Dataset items
____________________

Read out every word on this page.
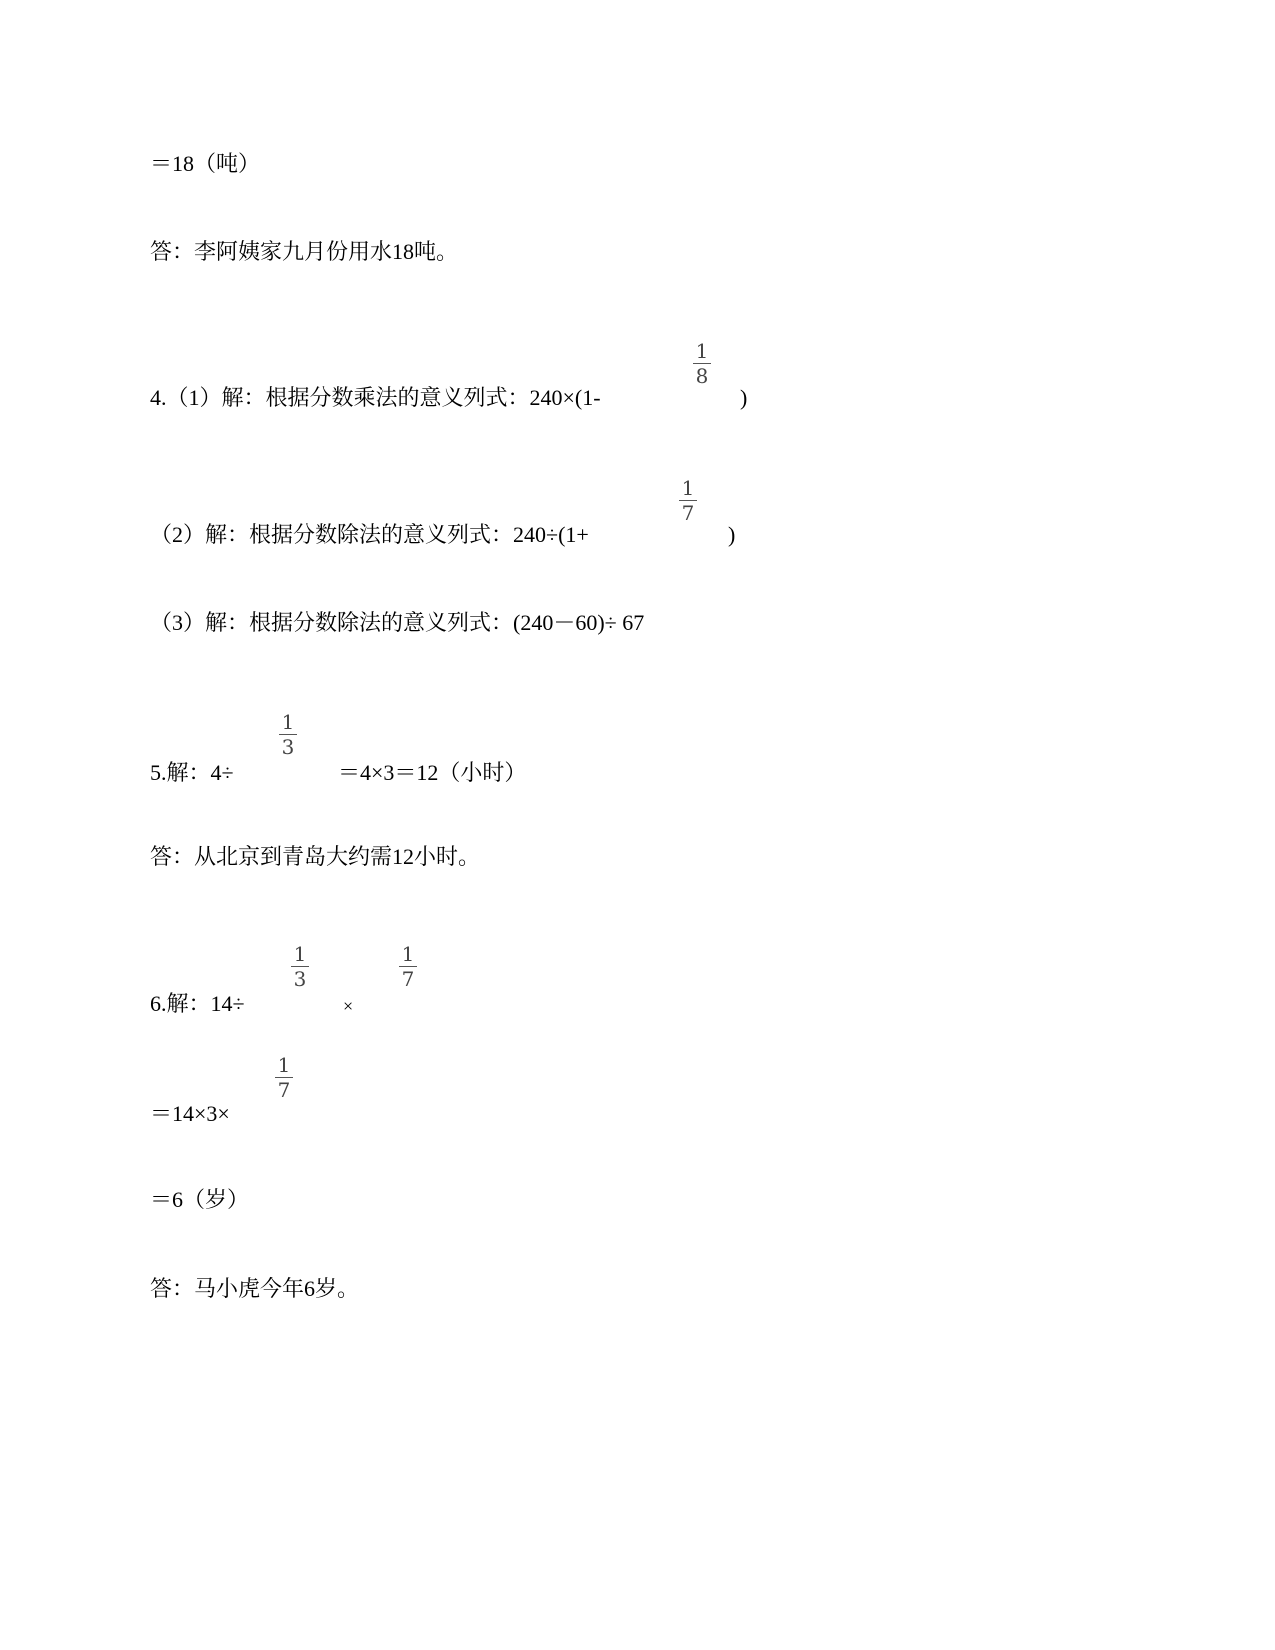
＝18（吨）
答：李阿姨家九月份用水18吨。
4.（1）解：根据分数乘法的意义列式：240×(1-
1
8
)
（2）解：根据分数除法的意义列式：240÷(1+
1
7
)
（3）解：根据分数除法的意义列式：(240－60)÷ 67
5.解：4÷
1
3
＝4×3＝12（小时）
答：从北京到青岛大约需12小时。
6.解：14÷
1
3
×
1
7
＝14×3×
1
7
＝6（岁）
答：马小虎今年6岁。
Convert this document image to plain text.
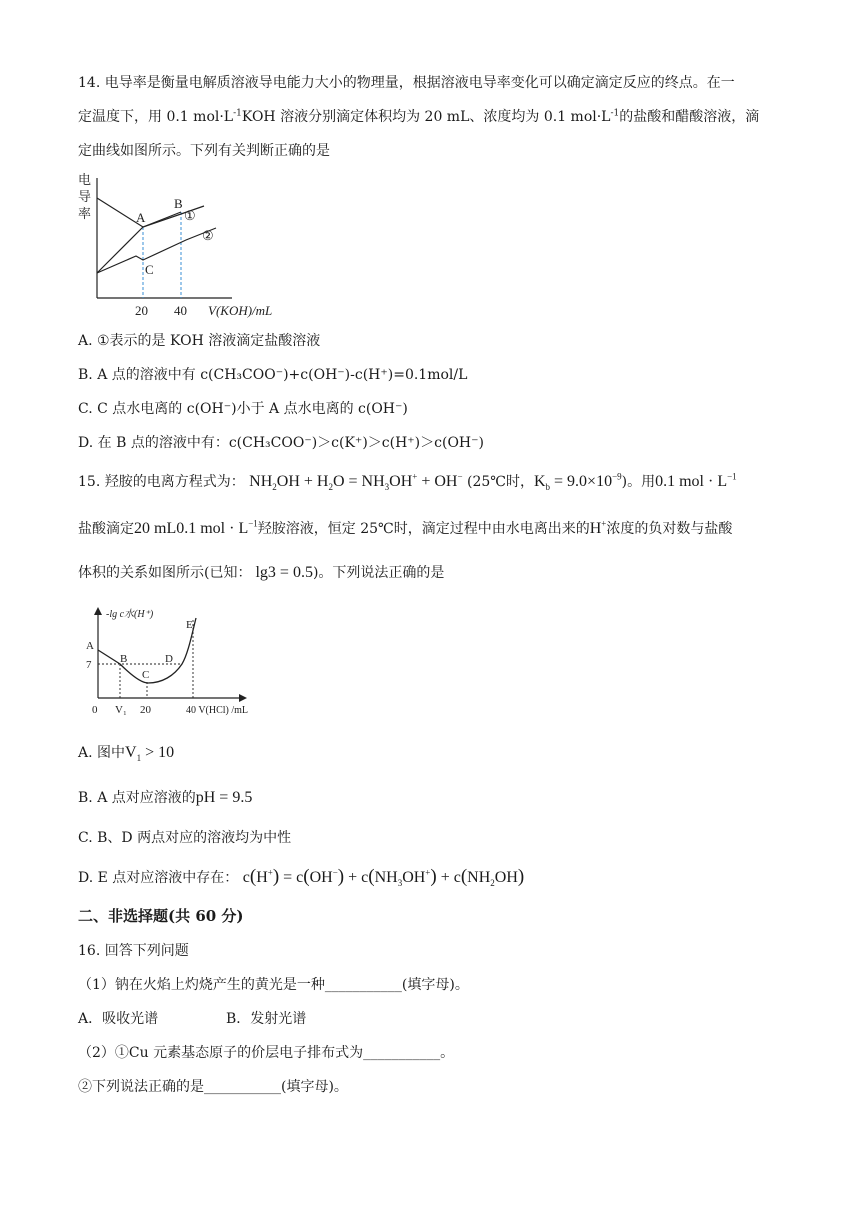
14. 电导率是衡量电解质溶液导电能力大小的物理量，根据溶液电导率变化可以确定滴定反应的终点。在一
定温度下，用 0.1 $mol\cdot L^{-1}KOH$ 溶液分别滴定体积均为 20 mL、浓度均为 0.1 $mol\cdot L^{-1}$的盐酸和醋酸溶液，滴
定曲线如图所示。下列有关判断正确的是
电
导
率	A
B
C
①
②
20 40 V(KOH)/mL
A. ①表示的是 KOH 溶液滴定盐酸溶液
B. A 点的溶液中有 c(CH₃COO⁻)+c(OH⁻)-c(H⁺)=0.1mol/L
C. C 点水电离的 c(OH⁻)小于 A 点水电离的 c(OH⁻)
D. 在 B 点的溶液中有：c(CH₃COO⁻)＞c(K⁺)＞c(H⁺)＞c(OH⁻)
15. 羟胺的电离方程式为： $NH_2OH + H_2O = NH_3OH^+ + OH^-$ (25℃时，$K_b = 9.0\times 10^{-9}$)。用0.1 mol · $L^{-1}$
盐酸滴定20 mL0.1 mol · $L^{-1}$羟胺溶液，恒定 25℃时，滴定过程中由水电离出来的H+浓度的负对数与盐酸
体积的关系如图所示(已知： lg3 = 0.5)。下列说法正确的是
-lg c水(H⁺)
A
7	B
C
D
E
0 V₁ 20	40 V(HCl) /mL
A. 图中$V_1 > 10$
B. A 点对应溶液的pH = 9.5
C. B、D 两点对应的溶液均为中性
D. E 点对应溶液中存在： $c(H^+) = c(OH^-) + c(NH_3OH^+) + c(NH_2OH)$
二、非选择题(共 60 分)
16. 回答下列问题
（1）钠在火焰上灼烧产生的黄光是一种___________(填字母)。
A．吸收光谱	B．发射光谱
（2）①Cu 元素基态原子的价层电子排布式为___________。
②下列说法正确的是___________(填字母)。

____________________

Excluding the pictures, reproduce every entry exactly as given.

> **ANSWER TO THE PROBLEM**:
Read out every word on this page.
＝18（吨）
答：李阿姨家九月份用水18吨。
4.（1）解：根据分数乘法的意义列式：240×(1-
1
8
)
（2）解：根据分数除法的意义列式：240÷(1+
1
7
)
（3）解：根据分数除法的意义列式：(240－60)÷ 67
5.解：4÷
1
3
＝4×3＝12（小时）
答：从北京到青岛大约需12小时。
6.解：14÷
1
3
×
1
7
＝14×3×
1
7
＝6（岁）
答：马小虎今年6岁。
Convert this document image to plain text.
14. 电导率是衡量电解质溶液导电能力大小的物理量，根据溶液电导率变化可以确定滴定反应的终点。在一
定温度下，用 0.1 $mol\cdot L^{-1}KOH$ 溶液分别滴定体积均为 20 mL、浓度均为 0.1 $mol\cdot L^{-1}$的盐酸和醋酸溶液，滴
定曲线如图所示。下列有关判断正确的是
电
导
率	A
B
C
①
②
20 40 V(KOH)/mL
A. ①表示的是 KOH 溶液滴定盐酸溶液
B. A 点的溶液中有 c(CH₃COO⁻)+c(OH⁻)-c(H⁺)=0.1mol/L
C. C 点水电离的 c(OH⁻)小于 A 点水电离的 c(OH⁻)
D. 在 B 点的溶液中有：c(CH₃COO⁻)＞c(K⁺)＞c(H⁺)＞c(OH⁻)
15. 羟胺的电离方程式为： $NH_2OH + H_2O = NH_3OH^+ + OH^-$ (25℃时，$K_b = 9.0\times 10^{-9}$)。用0.1 mol · $L^{-1}$
盐酸滴定20 mL0.1 mol · $L^{-1}$羟胺溶液，恒定 25℃时，滴定过程中由水电离出来的H+浓度的负对数与盐酸
体积的关系如图所示(已知： lg3 = 0.5)。下列说法正确的是
-lg c水(H⁺)
A
7	B
C
D
E
0 V₁ 20	40 V(HCl) /mL
A. 图中$V_1 > 10$
B. A 点对应溶液的pH = 9.5
C. B、D 两点对应的溶液均为中性
D. E 点对应溶液中存在： $c(H^+) = c(OH^-) + c(NH_3OH^+) + c(NH_2OH)$
二、非选择题(共 60 分)
16. 回答下列问题
（1）钠在火焰上灼烧产生的黄光是一种___________(填字母)。
A．吸收光谱	B．发射光谱
（2）①Cu 元素基态原子的价层电子排布式为___________。
②下列说法正确的是___________(填字母)。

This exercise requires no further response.